**Dataset content**
┌──

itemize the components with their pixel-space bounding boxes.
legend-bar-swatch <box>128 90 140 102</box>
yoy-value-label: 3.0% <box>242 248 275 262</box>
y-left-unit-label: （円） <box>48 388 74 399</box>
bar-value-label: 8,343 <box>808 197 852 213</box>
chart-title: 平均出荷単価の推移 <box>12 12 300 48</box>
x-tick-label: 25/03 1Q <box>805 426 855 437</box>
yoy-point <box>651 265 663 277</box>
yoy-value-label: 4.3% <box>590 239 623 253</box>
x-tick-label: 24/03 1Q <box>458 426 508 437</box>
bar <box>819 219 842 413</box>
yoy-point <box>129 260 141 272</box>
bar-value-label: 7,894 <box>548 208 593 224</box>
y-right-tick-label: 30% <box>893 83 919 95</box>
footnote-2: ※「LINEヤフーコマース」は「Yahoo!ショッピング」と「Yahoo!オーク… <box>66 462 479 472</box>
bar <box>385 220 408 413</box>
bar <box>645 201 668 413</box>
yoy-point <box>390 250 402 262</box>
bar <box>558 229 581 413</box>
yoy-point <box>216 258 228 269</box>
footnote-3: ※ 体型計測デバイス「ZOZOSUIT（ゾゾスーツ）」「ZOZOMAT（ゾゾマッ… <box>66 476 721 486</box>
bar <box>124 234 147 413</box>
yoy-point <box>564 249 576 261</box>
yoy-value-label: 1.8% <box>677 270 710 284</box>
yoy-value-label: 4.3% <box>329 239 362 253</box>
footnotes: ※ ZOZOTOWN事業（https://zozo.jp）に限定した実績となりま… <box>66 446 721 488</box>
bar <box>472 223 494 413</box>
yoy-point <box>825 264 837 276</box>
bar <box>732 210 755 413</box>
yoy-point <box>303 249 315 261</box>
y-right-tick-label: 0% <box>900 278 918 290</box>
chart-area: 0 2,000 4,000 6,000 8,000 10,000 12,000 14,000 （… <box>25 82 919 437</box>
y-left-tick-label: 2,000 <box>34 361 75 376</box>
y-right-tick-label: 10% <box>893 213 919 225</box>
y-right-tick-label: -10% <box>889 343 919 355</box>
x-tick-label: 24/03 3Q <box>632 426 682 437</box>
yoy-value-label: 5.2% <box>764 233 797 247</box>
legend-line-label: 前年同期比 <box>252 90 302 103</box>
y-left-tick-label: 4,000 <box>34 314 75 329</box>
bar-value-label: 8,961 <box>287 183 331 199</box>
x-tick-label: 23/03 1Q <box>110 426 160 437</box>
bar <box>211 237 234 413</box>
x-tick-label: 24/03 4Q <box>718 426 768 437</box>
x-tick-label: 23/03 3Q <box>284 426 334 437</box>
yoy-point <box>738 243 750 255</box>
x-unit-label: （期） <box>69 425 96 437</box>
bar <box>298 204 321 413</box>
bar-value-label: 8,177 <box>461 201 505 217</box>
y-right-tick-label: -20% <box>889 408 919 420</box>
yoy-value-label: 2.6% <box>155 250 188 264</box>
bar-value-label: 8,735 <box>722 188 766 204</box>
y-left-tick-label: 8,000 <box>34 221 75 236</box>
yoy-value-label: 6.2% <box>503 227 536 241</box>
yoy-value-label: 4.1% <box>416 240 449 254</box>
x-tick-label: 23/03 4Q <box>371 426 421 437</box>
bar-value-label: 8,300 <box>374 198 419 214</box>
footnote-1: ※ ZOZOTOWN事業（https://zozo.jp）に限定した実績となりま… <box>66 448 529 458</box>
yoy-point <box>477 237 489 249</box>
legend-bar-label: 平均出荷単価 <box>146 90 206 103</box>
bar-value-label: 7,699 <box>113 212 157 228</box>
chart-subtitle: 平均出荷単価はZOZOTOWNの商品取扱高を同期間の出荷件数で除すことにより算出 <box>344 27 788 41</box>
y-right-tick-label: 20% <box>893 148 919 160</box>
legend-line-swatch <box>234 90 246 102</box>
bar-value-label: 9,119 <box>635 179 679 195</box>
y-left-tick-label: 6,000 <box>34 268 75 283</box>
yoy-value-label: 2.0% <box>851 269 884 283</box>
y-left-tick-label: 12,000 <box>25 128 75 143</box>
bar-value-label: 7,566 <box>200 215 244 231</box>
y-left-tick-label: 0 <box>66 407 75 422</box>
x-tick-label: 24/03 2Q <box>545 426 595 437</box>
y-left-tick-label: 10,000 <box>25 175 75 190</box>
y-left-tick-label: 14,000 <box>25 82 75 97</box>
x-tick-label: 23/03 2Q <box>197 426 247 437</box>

└──
┌──

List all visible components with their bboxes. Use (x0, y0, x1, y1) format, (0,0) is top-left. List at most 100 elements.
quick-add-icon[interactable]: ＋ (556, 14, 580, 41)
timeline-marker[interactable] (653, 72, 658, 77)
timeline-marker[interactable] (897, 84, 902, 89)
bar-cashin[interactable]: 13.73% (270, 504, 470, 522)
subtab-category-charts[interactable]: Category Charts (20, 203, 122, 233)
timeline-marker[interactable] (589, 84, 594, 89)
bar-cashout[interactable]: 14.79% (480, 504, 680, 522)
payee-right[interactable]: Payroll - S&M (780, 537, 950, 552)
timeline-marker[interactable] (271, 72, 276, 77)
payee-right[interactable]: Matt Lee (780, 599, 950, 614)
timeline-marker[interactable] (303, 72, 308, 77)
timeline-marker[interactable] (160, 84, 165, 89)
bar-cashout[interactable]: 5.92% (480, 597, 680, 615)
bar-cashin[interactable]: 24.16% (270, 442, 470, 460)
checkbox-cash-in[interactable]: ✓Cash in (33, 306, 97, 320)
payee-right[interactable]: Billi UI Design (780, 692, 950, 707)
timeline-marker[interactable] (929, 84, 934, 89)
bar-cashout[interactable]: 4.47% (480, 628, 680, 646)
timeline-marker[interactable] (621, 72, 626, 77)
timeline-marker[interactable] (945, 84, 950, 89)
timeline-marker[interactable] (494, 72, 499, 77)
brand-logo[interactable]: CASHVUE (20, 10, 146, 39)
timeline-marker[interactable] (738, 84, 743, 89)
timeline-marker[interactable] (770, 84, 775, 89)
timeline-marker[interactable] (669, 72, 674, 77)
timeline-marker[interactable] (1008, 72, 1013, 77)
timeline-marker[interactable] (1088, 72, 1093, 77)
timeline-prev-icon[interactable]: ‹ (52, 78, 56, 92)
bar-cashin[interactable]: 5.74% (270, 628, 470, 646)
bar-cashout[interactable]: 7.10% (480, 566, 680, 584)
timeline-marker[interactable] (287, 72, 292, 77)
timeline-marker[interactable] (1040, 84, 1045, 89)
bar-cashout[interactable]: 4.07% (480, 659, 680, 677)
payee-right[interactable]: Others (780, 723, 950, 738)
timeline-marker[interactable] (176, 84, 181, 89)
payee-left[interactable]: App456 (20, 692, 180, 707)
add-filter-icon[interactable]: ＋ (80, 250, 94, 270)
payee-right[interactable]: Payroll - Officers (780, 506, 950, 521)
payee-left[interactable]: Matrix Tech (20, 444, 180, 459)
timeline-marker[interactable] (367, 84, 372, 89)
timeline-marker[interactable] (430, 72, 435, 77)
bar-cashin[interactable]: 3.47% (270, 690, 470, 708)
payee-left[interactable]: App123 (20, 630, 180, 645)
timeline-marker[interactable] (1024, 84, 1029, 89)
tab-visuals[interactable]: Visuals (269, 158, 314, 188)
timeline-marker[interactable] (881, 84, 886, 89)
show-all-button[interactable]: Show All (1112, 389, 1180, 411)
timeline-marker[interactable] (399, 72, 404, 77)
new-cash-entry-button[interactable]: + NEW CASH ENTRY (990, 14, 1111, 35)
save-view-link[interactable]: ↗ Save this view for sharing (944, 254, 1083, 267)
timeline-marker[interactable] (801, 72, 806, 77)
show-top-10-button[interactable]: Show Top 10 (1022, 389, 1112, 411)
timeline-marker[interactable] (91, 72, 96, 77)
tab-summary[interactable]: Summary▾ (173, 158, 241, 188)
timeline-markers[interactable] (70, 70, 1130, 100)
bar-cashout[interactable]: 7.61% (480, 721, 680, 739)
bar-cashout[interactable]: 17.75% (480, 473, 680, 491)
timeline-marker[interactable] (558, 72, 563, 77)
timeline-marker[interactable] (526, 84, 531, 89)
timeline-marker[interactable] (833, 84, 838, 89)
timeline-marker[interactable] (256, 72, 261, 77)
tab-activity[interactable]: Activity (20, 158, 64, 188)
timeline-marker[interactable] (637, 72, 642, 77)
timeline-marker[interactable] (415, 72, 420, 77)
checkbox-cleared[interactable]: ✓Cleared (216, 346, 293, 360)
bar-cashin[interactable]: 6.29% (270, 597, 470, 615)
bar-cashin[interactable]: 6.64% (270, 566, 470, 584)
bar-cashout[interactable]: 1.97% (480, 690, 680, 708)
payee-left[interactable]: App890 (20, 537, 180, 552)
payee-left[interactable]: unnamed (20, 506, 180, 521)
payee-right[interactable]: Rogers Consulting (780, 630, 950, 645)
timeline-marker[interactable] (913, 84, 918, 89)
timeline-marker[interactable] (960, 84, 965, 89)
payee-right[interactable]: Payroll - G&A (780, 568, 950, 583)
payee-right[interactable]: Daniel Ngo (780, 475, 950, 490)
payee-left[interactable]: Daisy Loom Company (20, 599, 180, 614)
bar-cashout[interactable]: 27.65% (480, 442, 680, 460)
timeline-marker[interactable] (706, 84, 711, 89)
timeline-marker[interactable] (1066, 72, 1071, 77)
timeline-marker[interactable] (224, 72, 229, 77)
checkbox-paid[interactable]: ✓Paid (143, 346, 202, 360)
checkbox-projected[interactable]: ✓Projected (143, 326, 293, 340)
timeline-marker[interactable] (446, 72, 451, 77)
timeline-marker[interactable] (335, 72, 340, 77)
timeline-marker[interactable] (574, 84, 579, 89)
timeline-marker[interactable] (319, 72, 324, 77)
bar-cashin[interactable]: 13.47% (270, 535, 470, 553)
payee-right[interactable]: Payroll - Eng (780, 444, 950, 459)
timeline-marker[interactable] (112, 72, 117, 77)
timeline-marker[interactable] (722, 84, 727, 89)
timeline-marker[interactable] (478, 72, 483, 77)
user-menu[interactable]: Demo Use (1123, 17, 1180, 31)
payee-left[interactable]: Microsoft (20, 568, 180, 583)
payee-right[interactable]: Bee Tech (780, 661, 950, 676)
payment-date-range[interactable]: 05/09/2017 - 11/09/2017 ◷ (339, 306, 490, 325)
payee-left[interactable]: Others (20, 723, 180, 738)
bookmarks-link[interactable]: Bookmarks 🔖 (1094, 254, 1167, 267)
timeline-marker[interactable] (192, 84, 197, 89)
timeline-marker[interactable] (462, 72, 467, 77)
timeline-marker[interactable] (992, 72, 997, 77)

└──

**Task instructions**
Reproduce, character for character, the part of the records that opens with the line containing "List all visible" and closes with the line containing "timeline-marker[interactable] (945, 84, 950, 89)", including both of those lines.

**Finished task**
List all visible components with their bboxes. Use (x0, y0, x1, y1) format, (0,0) is top-left. List at most 100 elements.
quick-add-icon[interactable]: ＋ (556, 14, 580, 41)
timeline-marker[interactable] (653, 72, 658, 77)
timeline-marker[interactable] (897, 84, 902, 89)
bar-cashin[interactable]: 13.73% (270, 504, 470, 522)
subtab-category-charts[interactable]: Category Charts (20, 203, 122, 233)
timeline-marker[interactable] (589, 84, 594, 89)
bar-cashout[interactable]: 14.79% (480, 504, 680, 522)
payee-right[interactable]: Payroll - S&M (780, 537, 950, 552)
timeline-marker[interactable] (271, 72, 276, 77)
payee-right[interactable]: Matt Lee (780, 599, 950, 614)
timeline-marker[interactable] (303, 72, 308, 77)
timeline-marker[interactable] (160, 84, 165, 89)
bar-cashout[interactable]: 5.92% (480, 597, 680, 615)
bar-cashin[interactable]: 24.16% (270, 442, 470, 460)
checkbox-cash-in[interactable]: ✓Cash in (33, 306, 97, 320)
payee-right[interactable]: Billi UI Design (780, 692, 950, 707)
timeline-marker[interactable] (929, 84, 934, 89)
bar-cashout[interactable]: 4.47% (480, 628, 680, 646)
timeline-marker[interactable] (621, 72, 626, 77)
timeline-marker[interactable] (945, 84, 950, 89)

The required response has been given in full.